- What to produce -
Pull every line with the word "Accommodations" out of the entries below.

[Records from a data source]
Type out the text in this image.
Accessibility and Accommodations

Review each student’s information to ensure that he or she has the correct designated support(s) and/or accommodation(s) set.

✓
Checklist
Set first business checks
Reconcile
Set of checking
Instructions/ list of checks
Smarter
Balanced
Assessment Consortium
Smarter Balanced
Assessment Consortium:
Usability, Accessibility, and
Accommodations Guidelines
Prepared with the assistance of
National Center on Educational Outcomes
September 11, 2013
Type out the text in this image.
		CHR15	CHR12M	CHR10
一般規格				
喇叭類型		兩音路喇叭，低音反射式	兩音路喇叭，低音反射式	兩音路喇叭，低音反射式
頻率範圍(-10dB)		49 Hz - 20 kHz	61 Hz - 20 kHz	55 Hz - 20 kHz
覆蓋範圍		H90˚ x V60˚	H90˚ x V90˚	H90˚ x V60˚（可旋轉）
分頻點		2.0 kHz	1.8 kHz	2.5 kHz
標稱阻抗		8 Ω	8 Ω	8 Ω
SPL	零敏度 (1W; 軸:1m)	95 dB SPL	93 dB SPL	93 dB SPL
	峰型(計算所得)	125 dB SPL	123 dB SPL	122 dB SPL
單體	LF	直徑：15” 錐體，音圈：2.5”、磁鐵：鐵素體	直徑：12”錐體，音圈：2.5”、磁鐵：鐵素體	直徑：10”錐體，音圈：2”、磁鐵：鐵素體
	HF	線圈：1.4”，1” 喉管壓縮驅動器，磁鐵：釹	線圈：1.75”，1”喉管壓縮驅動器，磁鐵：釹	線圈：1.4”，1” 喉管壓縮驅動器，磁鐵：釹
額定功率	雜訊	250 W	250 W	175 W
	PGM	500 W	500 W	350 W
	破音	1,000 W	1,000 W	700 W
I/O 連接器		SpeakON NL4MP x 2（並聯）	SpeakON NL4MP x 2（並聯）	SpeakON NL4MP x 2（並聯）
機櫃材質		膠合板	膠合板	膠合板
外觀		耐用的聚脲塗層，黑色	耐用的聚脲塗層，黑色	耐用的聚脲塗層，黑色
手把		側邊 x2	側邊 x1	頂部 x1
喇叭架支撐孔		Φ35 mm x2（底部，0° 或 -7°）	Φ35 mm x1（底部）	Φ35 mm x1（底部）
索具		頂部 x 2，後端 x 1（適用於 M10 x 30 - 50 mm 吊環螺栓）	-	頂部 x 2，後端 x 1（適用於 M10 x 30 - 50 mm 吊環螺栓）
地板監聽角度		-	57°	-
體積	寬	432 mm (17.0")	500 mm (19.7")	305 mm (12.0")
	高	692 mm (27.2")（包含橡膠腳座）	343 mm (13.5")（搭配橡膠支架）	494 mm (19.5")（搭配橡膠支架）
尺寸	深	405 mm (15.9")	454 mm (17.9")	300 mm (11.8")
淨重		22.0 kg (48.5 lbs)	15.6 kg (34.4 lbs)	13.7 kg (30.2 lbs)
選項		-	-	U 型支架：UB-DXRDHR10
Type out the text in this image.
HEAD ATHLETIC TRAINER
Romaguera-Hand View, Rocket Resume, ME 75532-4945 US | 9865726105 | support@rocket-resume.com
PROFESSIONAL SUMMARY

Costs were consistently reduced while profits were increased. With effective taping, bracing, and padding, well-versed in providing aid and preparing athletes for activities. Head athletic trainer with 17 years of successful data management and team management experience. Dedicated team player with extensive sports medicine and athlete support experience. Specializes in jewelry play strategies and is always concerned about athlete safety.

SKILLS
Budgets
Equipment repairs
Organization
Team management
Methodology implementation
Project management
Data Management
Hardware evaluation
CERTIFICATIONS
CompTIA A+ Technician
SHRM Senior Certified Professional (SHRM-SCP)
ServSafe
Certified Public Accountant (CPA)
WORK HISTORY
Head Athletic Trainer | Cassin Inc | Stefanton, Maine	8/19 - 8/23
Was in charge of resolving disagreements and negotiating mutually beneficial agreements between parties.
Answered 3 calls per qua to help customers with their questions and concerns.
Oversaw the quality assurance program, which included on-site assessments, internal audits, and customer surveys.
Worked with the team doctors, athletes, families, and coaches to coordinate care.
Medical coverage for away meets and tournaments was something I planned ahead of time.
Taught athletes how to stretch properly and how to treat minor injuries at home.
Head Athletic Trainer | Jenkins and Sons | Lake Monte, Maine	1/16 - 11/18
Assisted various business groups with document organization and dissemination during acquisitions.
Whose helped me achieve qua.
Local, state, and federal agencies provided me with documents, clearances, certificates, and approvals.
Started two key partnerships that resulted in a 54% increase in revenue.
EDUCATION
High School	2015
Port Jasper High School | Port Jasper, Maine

- Solution to this problem -
Accessibility and Accommodations
Accommodations Guidelines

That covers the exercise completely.